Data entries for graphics
____________________

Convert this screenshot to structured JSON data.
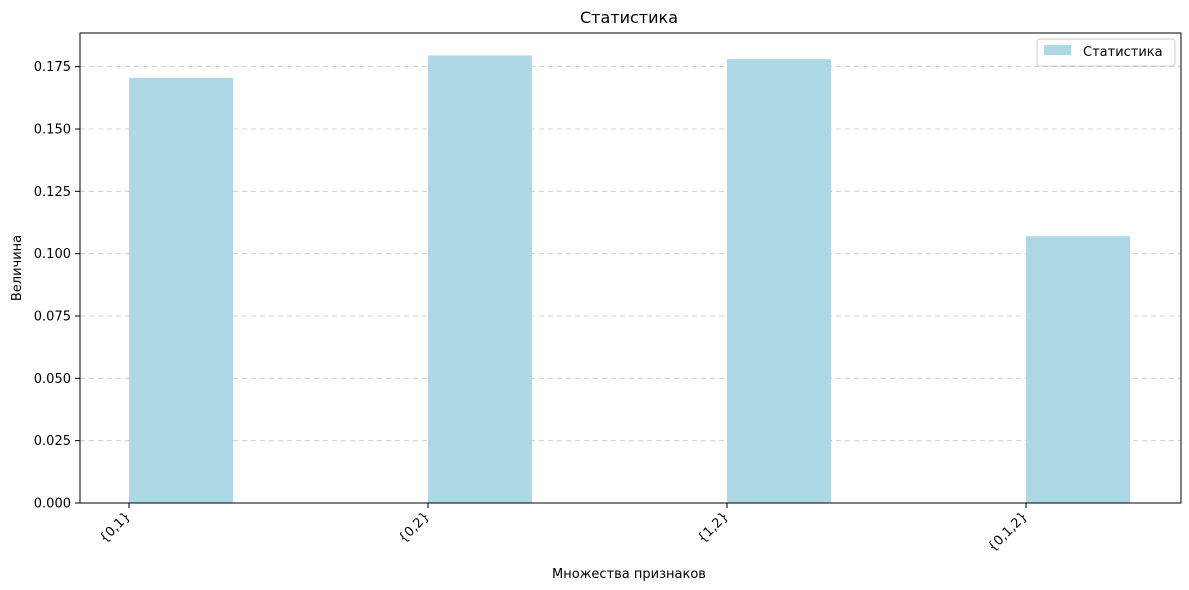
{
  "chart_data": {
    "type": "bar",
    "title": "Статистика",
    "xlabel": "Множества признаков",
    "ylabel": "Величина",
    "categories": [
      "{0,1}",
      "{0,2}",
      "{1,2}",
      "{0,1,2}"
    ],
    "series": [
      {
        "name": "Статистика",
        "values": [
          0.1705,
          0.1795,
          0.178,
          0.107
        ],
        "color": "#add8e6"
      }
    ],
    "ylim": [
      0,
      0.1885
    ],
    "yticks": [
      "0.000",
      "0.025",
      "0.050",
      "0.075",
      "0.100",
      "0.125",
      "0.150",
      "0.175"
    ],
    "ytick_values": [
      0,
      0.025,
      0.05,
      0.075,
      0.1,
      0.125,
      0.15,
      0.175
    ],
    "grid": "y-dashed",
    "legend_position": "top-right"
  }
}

____________________

* What is needed: Make an exact copy of the data, leaving its pictures out.

* Exercise output:
Convert this screenshot to structured JSON data.
{
  "chart_data": {
    "type": "bar",
    "title": "Статистика",
    "xlabel": "Множества признаков",
    "ylabel": "Величина",
    "categories": [
      "{0,1}",
      "{0,2}",
      "{1,2}",
      "{0,1,2}"
    ],
    "series": [
      {
        "name": "Статистика",
        "values": [
          0.1705,
          0.1795,
          0.178,
          0.107
        ],
        "color": "#add8e6"
      }
    ],
    "ylim": [
      0,
      0.1885
    ],
    "yticks": [
      "0.000",
      "0.025",
      "0.050",
      "0.075",
      "0.100",
      "0.125",
      "0.150",
      "0.175"
    ],
    "ytick_values": [
      0,
      0.025,
      0.05,
      0.075,
      0.1,
      0.125,
      0.15,
      0.175
    ],
    "grid": "y-dashed",
    "legend_position": "top-right"
  }
}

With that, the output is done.